— start —
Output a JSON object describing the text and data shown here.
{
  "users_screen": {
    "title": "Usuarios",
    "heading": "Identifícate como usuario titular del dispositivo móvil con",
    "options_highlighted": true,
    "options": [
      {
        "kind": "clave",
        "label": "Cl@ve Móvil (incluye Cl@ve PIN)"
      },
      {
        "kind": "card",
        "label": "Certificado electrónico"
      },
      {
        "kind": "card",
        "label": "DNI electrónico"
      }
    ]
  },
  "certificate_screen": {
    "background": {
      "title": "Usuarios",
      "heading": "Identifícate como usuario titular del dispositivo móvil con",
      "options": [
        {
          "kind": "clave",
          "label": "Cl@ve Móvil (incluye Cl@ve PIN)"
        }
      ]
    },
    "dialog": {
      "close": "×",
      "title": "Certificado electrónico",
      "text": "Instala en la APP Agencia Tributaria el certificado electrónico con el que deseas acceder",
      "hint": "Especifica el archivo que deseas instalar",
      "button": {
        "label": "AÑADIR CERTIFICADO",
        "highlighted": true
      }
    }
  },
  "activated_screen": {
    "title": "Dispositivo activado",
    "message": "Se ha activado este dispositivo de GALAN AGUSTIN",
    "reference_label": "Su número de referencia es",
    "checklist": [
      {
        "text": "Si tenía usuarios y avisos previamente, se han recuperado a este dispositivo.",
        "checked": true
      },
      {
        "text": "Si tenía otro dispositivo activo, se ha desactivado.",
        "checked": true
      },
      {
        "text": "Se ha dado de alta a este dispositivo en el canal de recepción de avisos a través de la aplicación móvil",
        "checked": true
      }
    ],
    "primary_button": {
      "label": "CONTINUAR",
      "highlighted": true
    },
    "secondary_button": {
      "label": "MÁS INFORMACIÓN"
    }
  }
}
— end —
**WORK INSTRUCTIONS:** All of the entries above must be quoted exactly.

**RESULT OF THIS TASK:**
Output a JSON object describing the text and data shown here.
{
  "users_screen": {
    "title": "Usuarios",
    "heading": "Identifícate como usuario titular del dispositivo móvil con",
    "options_highlighted": true,
    "options": [
      {
        "kind": "clave",
        "label": "Cl@ve Móvil (incluye Cl@ve PIN)"
      },
      {
        "kind": "card",
        "label": "Certificado electrónico"
      },
      {
        "kind": "card",
        "label": "DNI electrónico"
      }
    ]
  },
  "certificate_screen": {
    "background": {
      "title": "Usuarios",
      "heading": "Identifícate como usuario titular del dispositivo móvil con",
      "options": [
        {
          "kind": "clave",
          "label": "Cl@ve Móvil (incluye Cl@ve PIN)"
        }
      ]
    },
    "dialog": {
      "close": "×",
      "title": "Certificado electrónico",
      "text": "Instala en la APP Agencia Tributaria el certificado electrónico con el que deseas acceder",
      "hint": "Especifica el archivo que deseas instalar",
      "button": {
        "label": "AÑADIR CERTIFICADO",
        "highlighted": true
      }
    }
  },
  "activated_screen": {
    "title": "Dispositivo activado",
    "message": "Se ha activado este dispositivo de GALAN AGUSTIN",
    "reference_label": "Su número de referencia es",
    "checklist": [
      {
        "text": "Si tenía usuarios y avisos previamente, se han recuperado a este dispositivo.",
        "checked": true
      },
      {
        "text": "Si tenía otro dispositivo activo, se ha desactivado.",
        "checked": true
      },
      {
        "text": "Se ha dado de alta a este dispositivo en el canal de recepción de avisos a través de la aplicación móvil",
        "checked": true
      }
    ],
    "primary_button": {
      "label": "CONTINUAR",
      "highlighted": true
    },
    "secondary_button": {
      "label": "MÁS INFORMACIÓN"
    }
  }
}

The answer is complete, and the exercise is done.